** begin **

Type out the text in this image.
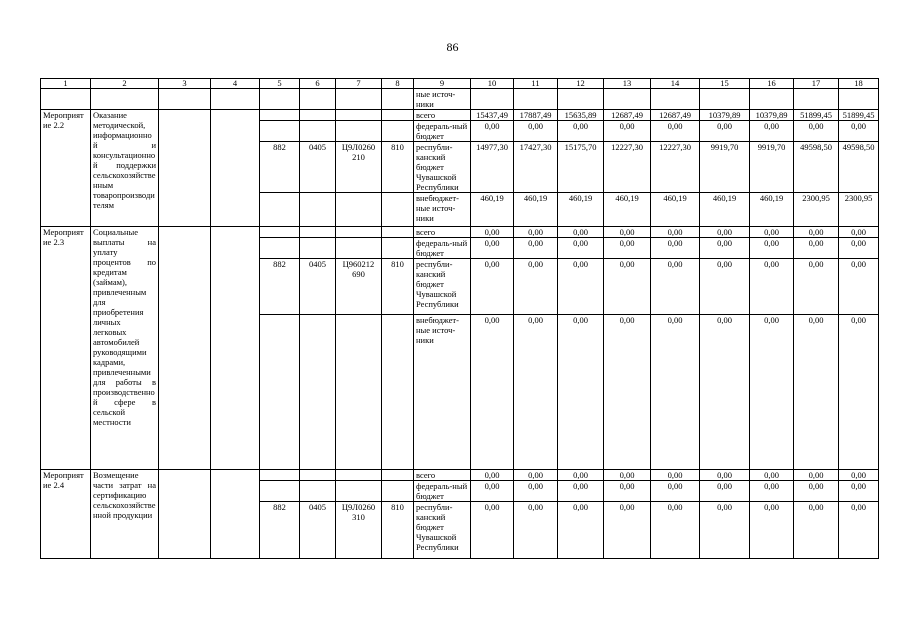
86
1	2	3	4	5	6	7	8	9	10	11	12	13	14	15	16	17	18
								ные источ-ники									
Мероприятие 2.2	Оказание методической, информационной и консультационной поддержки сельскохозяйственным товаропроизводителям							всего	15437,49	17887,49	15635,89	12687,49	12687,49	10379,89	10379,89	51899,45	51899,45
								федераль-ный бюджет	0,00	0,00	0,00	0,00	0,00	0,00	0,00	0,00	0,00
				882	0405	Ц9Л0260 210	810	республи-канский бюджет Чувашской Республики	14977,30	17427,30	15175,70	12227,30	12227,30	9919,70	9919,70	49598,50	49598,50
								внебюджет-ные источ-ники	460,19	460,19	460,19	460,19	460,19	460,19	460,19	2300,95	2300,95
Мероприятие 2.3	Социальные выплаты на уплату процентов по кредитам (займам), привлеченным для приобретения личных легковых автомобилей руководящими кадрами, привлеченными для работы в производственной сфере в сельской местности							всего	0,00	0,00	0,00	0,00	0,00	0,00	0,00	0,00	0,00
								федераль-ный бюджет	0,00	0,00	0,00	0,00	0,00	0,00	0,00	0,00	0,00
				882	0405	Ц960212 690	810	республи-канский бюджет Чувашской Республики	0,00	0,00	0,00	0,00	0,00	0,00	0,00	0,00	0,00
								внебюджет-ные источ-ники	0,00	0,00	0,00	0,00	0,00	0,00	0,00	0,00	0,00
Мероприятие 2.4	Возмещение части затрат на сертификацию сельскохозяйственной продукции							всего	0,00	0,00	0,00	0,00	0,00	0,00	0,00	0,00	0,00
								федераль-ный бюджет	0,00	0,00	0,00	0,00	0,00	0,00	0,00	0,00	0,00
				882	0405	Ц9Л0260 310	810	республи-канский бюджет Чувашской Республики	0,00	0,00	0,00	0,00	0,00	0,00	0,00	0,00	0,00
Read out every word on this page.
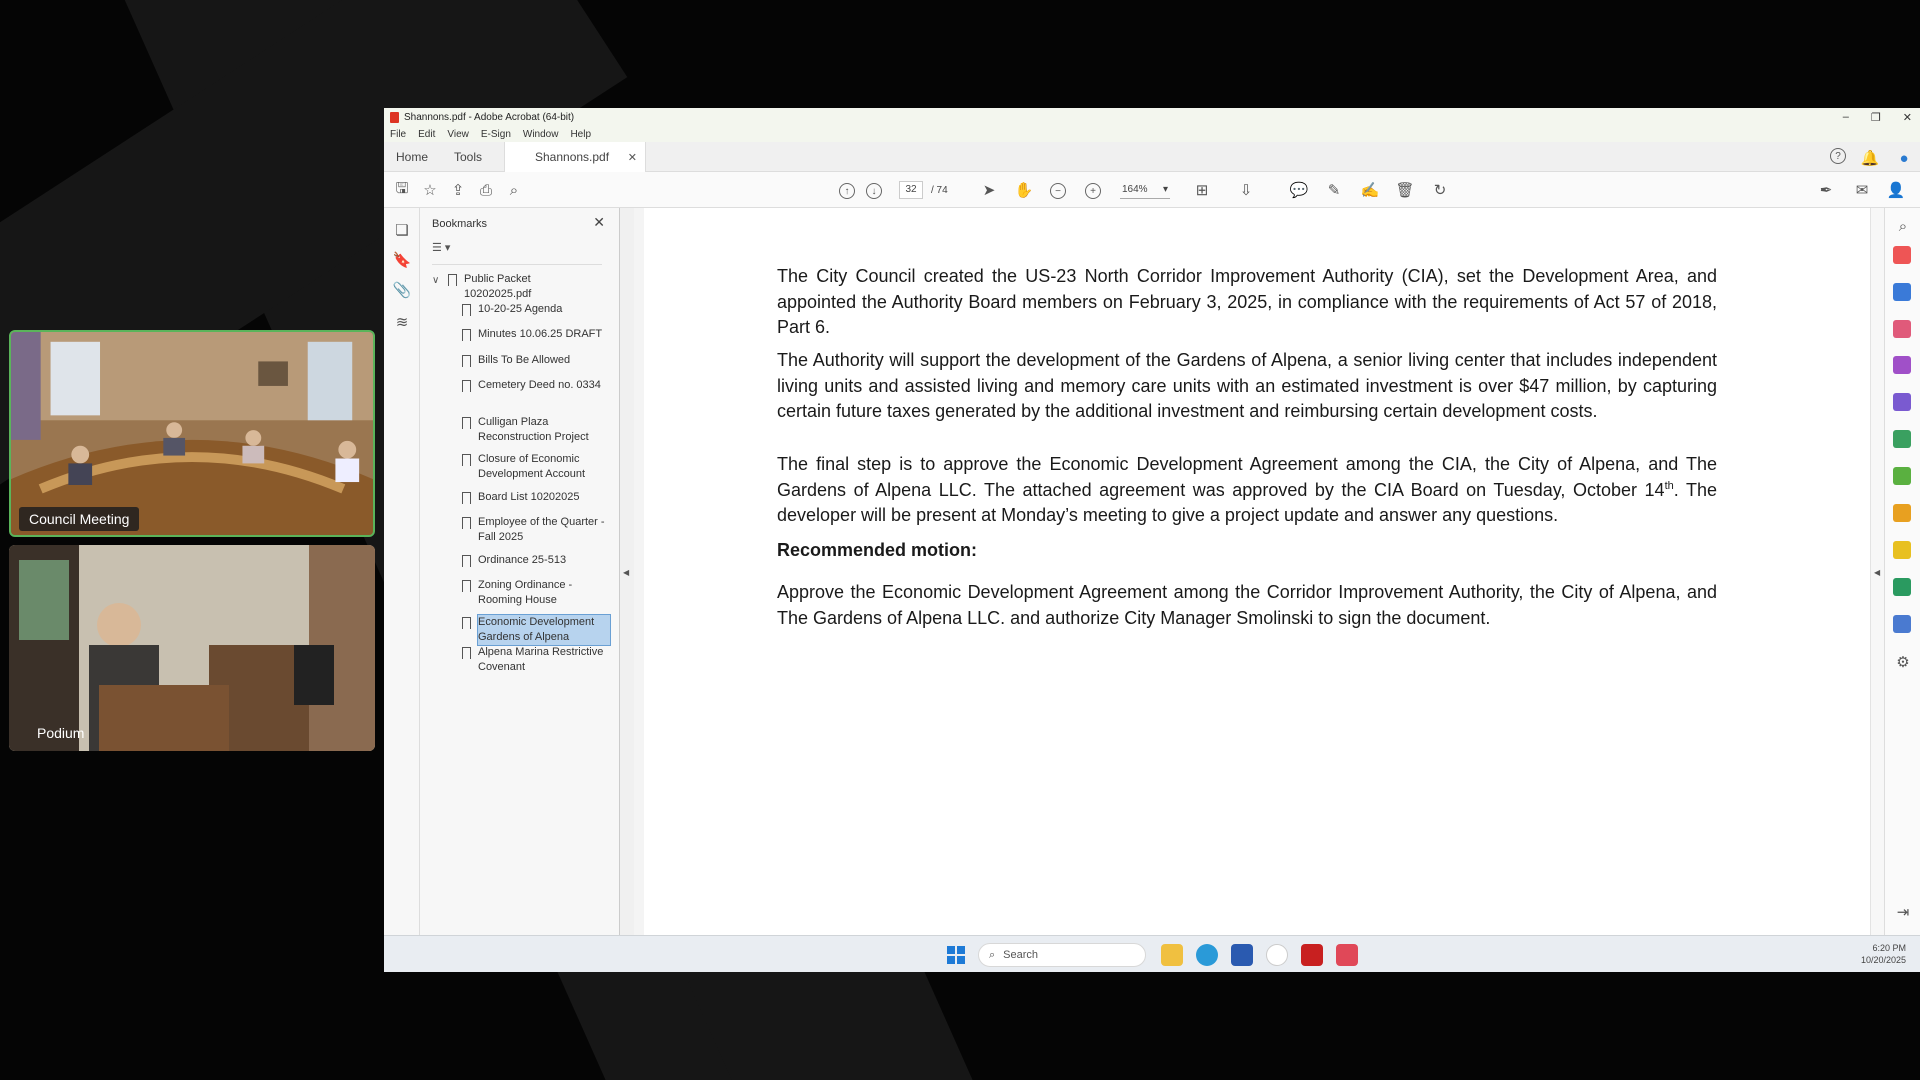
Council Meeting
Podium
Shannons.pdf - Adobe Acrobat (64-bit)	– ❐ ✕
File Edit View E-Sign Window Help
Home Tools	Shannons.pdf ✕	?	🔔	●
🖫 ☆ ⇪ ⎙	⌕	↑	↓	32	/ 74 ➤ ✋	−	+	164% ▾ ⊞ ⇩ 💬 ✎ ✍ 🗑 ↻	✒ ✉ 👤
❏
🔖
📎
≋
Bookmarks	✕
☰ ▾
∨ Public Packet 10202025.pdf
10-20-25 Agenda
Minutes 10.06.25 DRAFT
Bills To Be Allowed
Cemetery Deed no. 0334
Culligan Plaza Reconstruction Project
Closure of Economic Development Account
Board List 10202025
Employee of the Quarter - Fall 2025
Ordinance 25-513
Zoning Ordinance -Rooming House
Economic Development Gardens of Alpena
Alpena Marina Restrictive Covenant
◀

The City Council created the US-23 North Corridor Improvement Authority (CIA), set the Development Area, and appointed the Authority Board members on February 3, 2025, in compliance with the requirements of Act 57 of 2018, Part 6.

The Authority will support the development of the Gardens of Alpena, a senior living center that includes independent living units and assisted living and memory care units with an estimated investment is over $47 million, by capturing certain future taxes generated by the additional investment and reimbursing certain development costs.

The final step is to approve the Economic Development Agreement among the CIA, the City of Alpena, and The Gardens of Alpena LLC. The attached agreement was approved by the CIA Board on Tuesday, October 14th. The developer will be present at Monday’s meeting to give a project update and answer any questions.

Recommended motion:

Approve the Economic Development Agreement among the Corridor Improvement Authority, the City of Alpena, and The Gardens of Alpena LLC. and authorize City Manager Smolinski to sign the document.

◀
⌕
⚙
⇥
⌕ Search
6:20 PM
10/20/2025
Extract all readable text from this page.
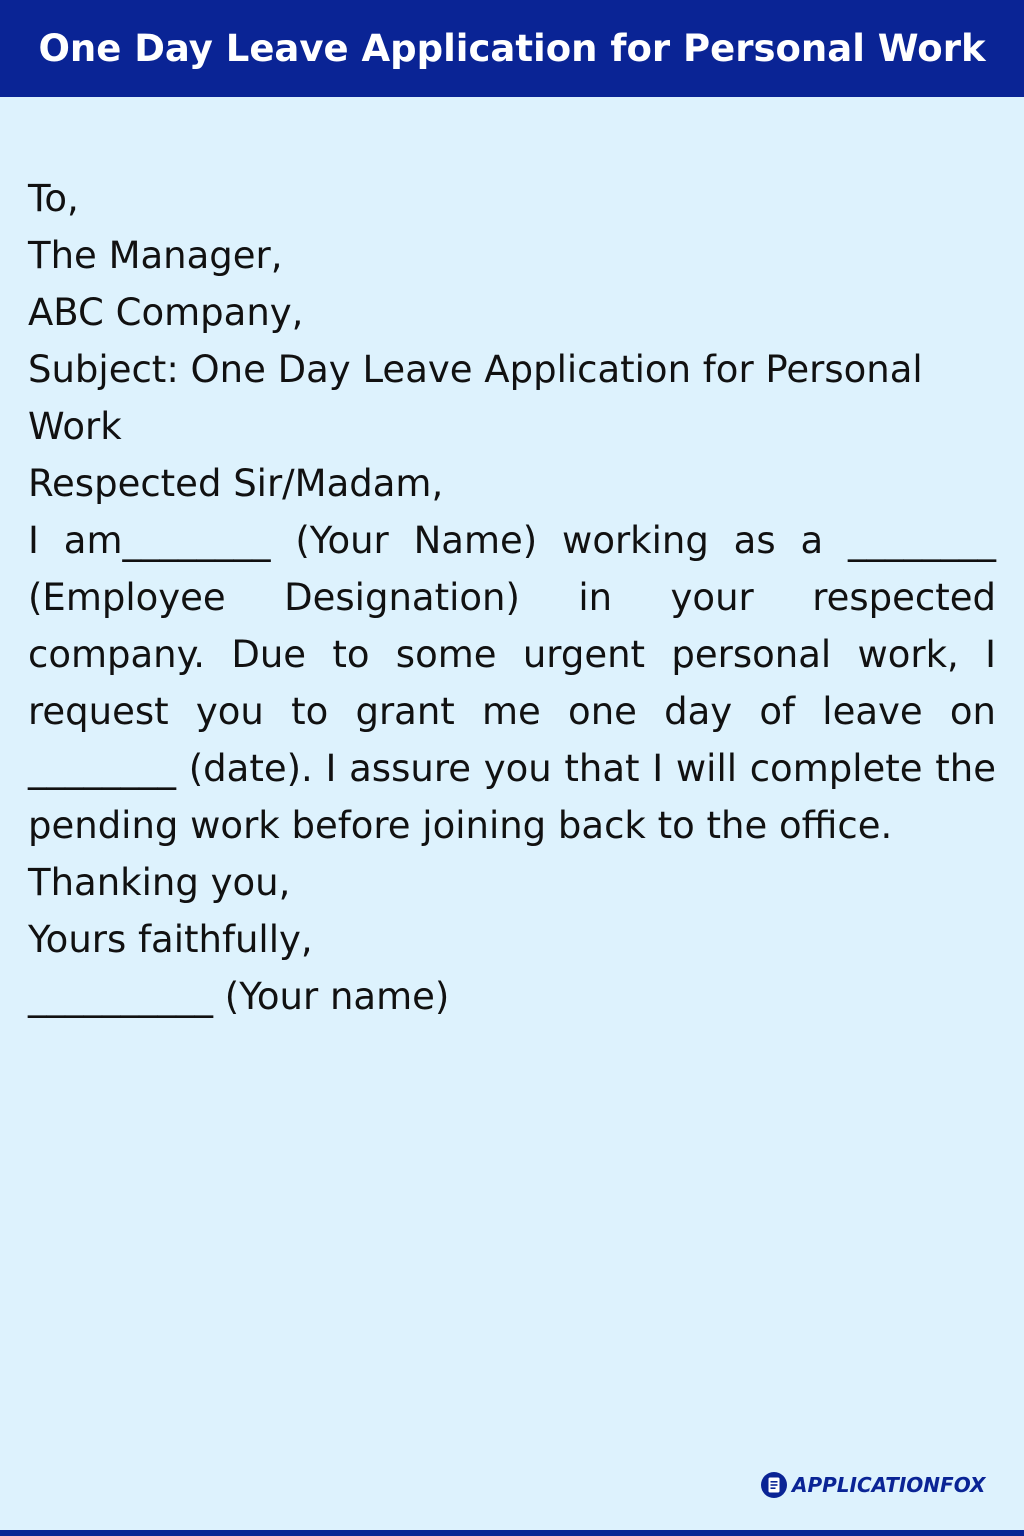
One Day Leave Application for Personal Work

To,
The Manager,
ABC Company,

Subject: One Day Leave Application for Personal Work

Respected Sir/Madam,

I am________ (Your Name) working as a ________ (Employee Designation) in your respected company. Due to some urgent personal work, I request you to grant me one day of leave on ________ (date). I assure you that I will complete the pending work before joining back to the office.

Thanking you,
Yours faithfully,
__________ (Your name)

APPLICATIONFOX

** end **

What you need to do
The required output is the lines from the one containing "Extract all readable text from this page." through the end of the records above, reproduced exactly, with no pictures.

Result below
Extract all readable text from this page.
One Day Leave Application for Personal Work

To,
The Manager,
ABC Company,

Subject: One Day Leave Application for Personal Work

Respected Sir/Madam,

I am________ (Your Name) working as a ________ (Employee Designation) in your respected company. Due to some urgent personal work, I request you to grant me one day of leave on ________ (date). I assure you that I will complete the pending work before joining back to the office.

Thanking you,
Yours faithfully,
__________ (Your name)

APPLICATIONFOX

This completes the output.